*WHAT THIS TASK INVOLVES*.
Could you transcribe, character for character, everything from the line containing "Segment this screenshot: for" down to the line containing "blob xyxy=(1090,0,1170,70)", both included?

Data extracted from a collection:
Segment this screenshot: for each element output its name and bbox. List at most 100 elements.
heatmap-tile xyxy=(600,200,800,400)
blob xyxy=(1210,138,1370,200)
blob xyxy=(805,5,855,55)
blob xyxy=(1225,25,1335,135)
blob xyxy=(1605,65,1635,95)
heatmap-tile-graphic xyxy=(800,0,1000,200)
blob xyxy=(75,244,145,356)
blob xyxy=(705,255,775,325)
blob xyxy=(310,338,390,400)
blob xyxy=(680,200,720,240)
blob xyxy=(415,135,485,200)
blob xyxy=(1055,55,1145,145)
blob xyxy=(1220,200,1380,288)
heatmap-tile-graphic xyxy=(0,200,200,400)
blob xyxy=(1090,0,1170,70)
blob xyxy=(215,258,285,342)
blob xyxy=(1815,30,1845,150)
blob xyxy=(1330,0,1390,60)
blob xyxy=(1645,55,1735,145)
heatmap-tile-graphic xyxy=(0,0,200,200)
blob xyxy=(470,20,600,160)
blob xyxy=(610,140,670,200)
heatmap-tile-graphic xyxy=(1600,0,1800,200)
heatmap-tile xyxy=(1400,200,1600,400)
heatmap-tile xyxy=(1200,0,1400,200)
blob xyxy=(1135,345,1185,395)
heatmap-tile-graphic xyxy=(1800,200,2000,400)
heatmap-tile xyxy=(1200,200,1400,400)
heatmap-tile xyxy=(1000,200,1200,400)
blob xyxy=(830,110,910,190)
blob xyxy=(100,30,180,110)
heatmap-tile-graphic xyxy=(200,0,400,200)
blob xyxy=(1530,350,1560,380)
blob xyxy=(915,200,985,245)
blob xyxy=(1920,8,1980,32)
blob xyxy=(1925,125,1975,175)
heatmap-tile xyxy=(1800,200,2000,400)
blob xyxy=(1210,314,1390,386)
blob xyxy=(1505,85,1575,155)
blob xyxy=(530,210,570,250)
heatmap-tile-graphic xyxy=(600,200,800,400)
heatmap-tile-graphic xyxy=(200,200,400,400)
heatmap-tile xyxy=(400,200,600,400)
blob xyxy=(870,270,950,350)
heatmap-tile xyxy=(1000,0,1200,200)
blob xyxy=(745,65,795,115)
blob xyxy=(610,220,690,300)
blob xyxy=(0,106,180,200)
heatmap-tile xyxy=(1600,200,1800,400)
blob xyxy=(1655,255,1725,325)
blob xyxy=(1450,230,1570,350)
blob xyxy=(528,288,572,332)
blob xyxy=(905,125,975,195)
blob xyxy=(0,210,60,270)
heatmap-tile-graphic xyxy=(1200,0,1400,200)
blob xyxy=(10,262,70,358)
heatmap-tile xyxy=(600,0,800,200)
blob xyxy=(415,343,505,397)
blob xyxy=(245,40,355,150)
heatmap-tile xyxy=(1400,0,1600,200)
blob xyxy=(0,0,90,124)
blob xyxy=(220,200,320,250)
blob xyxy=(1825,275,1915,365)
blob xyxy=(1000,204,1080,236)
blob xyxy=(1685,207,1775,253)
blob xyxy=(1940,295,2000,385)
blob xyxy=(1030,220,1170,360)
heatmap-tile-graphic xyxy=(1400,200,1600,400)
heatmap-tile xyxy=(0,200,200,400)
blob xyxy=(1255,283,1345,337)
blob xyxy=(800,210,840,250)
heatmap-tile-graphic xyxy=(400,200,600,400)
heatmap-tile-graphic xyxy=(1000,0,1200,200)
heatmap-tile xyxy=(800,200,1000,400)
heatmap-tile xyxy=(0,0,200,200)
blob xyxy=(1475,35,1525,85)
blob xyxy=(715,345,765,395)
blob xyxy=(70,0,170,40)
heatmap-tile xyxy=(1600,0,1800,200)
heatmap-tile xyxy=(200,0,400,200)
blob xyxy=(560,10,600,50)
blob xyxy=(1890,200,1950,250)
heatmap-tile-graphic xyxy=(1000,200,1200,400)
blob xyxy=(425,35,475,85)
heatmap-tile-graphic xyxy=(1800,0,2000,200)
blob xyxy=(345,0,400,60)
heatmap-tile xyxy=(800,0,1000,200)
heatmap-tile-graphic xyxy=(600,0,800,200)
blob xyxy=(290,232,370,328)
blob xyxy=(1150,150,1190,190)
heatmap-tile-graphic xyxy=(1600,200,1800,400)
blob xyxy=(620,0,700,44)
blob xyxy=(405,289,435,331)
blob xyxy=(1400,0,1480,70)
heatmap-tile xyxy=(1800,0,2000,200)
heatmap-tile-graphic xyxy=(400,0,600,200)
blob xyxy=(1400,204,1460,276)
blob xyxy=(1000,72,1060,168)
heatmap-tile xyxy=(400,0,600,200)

---

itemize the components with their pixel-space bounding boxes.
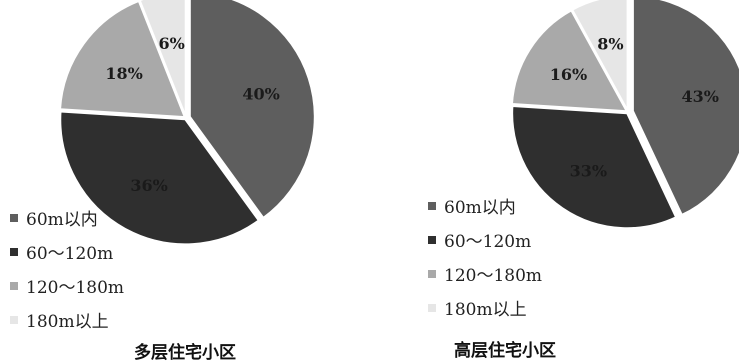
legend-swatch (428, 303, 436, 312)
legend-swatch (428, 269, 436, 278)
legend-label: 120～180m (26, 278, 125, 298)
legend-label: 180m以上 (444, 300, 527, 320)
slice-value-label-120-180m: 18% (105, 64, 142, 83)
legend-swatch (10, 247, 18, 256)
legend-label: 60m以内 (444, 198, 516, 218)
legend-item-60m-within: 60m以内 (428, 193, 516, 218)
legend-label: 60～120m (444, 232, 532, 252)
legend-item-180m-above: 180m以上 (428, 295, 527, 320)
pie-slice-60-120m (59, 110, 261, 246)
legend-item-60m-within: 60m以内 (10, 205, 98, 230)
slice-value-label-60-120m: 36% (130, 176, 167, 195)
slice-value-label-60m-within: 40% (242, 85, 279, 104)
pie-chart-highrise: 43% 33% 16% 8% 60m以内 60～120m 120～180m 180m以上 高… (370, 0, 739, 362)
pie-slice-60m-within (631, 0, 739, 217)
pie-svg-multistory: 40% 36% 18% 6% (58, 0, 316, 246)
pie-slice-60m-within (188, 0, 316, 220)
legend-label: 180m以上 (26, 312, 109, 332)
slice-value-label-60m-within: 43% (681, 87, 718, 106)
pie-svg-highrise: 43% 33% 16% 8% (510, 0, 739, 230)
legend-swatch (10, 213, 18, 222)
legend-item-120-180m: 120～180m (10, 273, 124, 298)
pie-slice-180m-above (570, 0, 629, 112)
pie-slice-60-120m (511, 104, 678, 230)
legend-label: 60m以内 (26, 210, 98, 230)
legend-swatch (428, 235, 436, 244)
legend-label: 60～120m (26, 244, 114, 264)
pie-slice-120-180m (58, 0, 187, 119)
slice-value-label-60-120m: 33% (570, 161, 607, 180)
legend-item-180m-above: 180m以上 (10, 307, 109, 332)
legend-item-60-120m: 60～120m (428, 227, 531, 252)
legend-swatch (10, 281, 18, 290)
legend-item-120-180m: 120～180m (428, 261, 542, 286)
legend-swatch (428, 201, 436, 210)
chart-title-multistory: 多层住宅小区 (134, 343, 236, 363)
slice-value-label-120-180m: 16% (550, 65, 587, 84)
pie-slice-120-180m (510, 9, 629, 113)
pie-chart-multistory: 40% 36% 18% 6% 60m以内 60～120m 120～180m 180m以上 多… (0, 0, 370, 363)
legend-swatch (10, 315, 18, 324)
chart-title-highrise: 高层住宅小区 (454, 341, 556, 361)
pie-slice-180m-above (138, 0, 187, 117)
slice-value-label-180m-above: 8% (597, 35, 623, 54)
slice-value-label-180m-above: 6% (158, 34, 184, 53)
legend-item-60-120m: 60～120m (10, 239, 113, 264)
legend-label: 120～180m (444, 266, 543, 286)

*PROBLEM SOLUTION*.
Segment this screenshot: for each element output its name and bbox. List at most 100 elements.
heatmap-tile xyxy=(600,200,800,400)
blob xyxy=(1210,138,1370,200)
blob xyxy=(805,5,855,55)
blob xyxy=(1225,25,1335,135)
blob xyxy=(1605,65,1635,95)
heatmap-tile-graphic xyxy=(800,0,1000,200)
blob xyxy=(75,244,145,356)
blob xyxy=(705,255,775,325)
blob xyxy=(310,338,390,400)
blob xyxy=(680,200,720,240)
blob xyxy=(415,135,485,200)
blob xyxy=(1055,55,1145,145)
blob xyxy=(1220,200,1380,288)
heatmap-tile-graphic xyxy=(0,200,200,400)
blob xyxy=(1090,0,1170,70)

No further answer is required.